▸ WHAT IS ASKED: Using the listing below, extract each line that has the word "JSON" in it.

▸ INFORMATION SUPPLIED:
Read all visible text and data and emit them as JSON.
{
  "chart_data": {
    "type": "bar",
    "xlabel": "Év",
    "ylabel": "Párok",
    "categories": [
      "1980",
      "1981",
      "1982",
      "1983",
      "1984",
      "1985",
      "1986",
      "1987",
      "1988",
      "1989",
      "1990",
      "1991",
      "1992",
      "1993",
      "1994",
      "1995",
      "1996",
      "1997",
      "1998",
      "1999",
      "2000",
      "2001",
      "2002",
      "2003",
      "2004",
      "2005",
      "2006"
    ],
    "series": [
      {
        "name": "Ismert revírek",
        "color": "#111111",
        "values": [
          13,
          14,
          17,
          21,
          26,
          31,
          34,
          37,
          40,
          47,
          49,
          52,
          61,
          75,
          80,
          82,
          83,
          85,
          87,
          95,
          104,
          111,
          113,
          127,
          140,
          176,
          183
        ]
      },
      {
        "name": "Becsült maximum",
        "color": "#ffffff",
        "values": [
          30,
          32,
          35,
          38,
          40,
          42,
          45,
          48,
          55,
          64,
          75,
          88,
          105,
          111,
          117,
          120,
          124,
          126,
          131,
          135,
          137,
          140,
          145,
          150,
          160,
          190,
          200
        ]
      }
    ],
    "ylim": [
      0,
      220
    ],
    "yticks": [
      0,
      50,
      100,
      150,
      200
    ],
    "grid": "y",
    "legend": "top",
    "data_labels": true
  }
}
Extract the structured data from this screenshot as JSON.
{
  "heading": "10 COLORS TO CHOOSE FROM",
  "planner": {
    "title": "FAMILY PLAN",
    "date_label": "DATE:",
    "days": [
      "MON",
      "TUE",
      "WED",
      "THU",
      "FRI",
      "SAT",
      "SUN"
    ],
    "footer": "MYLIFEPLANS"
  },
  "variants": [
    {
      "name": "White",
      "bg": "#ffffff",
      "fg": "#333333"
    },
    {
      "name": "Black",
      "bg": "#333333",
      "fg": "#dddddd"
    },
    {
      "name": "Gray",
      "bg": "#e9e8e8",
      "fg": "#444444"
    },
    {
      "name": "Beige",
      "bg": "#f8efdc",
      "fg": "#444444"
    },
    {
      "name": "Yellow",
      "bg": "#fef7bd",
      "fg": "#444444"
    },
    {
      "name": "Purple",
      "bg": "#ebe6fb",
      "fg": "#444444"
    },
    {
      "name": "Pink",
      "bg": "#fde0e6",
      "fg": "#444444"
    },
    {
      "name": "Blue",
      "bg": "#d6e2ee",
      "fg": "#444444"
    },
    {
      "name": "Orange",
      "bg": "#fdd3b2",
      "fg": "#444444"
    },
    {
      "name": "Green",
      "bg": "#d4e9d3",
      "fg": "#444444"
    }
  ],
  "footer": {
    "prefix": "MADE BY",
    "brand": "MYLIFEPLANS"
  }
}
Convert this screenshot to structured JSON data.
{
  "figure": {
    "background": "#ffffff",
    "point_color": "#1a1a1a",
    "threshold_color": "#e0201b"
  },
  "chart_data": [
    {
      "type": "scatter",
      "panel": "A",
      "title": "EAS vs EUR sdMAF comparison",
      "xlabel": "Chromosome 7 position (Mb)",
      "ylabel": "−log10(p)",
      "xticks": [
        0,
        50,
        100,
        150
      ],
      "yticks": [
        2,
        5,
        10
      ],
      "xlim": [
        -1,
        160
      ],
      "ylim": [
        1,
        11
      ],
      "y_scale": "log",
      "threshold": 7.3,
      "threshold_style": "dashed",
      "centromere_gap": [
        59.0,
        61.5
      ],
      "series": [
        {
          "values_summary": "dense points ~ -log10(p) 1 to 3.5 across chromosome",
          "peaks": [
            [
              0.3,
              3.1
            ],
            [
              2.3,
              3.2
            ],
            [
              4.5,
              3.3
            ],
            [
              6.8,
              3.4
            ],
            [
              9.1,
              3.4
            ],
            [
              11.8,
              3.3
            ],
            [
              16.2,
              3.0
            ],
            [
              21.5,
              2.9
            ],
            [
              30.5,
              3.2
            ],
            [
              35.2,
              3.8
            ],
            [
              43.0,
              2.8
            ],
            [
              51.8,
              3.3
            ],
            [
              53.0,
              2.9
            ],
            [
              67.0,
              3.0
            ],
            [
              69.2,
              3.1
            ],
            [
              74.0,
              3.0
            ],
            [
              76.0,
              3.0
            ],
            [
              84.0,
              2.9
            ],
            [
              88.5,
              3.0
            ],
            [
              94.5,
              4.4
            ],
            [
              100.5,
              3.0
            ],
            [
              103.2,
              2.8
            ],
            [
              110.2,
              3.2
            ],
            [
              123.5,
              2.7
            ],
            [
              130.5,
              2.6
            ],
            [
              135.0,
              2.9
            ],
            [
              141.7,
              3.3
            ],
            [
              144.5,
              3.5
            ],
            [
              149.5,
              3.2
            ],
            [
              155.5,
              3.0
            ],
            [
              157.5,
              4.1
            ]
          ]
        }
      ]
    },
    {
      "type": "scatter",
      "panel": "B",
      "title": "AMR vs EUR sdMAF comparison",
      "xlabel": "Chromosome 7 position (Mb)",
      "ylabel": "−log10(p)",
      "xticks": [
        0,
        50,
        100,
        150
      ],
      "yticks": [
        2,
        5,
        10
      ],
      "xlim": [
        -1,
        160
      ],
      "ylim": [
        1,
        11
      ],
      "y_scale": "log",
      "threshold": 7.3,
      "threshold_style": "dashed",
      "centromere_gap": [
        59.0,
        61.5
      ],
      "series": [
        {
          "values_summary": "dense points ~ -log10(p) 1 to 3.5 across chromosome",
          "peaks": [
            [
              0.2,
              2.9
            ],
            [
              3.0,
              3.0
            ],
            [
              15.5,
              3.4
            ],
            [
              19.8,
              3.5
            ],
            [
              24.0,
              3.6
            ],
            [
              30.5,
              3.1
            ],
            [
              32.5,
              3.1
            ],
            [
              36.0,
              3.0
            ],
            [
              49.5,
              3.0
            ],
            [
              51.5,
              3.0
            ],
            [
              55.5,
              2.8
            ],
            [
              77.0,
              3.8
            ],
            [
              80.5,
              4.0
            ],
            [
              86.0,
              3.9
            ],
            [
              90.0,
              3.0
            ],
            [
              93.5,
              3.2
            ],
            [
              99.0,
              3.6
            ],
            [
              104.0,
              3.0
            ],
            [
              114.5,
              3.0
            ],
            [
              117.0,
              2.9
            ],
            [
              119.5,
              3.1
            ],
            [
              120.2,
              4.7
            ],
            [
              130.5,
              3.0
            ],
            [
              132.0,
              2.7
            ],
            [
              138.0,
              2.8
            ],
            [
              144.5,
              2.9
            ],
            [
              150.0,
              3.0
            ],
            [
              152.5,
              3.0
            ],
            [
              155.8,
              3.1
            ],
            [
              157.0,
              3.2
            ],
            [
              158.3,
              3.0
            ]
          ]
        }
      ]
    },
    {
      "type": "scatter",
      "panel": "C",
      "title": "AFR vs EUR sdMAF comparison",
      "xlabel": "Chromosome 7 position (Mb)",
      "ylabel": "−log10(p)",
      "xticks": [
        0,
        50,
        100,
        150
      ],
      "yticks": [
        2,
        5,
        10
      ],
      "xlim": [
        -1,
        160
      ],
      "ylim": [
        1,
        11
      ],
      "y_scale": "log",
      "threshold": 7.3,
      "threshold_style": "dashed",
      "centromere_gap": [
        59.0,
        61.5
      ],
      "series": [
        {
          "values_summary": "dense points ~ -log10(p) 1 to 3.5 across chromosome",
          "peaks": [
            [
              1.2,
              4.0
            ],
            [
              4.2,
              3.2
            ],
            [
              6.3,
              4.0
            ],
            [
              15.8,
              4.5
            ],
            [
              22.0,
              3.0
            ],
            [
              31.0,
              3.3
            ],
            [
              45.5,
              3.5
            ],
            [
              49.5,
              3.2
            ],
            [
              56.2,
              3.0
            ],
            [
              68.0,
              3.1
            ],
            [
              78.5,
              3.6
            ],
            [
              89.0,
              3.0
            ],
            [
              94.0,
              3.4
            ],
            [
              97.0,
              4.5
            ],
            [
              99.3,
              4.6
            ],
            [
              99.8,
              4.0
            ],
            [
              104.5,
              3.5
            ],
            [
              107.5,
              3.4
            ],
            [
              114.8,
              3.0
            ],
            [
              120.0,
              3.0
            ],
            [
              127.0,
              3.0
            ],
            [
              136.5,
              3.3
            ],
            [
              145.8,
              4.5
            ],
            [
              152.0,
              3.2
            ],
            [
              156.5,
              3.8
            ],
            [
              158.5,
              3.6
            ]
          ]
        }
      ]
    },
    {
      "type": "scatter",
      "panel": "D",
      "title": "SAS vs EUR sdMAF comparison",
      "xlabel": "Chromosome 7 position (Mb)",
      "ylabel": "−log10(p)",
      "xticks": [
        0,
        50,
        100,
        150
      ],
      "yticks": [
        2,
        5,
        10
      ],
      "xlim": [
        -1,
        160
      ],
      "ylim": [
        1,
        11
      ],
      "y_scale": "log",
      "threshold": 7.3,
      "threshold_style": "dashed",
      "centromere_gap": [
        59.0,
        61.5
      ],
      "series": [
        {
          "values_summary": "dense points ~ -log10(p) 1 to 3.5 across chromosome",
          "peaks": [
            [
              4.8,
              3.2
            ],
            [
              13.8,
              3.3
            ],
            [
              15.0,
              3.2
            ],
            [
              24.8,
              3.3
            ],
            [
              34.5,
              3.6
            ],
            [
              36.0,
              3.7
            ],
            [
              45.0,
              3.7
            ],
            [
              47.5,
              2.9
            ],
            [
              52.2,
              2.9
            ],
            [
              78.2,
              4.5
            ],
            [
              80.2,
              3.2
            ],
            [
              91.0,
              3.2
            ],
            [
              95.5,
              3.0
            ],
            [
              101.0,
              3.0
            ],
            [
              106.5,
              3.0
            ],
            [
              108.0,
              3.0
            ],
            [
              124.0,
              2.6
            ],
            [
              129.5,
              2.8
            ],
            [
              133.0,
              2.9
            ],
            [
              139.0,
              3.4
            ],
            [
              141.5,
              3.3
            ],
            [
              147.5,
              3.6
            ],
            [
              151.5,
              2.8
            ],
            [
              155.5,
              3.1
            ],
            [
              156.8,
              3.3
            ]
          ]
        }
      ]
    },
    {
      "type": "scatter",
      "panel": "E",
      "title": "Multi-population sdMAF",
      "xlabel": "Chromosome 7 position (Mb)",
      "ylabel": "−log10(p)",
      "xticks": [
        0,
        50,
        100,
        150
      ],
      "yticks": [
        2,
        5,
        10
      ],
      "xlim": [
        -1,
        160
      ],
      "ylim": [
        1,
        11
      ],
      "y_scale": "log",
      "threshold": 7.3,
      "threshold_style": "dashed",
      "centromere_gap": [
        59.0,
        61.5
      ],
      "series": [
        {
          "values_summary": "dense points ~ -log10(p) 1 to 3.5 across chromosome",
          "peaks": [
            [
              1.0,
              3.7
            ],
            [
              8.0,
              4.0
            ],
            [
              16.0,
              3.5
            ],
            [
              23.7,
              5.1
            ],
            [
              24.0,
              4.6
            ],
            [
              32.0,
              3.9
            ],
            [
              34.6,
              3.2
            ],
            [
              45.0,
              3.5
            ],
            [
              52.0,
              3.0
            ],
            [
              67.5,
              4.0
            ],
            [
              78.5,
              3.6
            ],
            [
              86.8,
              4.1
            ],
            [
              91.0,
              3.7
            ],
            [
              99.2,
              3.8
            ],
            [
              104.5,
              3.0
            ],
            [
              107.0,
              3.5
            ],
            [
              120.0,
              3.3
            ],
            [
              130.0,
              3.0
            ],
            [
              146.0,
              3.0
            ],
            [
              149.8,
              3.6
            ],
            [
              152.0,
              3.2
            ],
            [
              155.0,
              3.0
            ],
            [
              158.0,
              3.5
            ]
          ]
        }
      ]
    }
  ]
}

▸ THE SOLUTION:
Read all visible text and data and emit them as JSON.
Extract the structured data from this screenshot as JSON.
Convert this screenshot to structured JSON data.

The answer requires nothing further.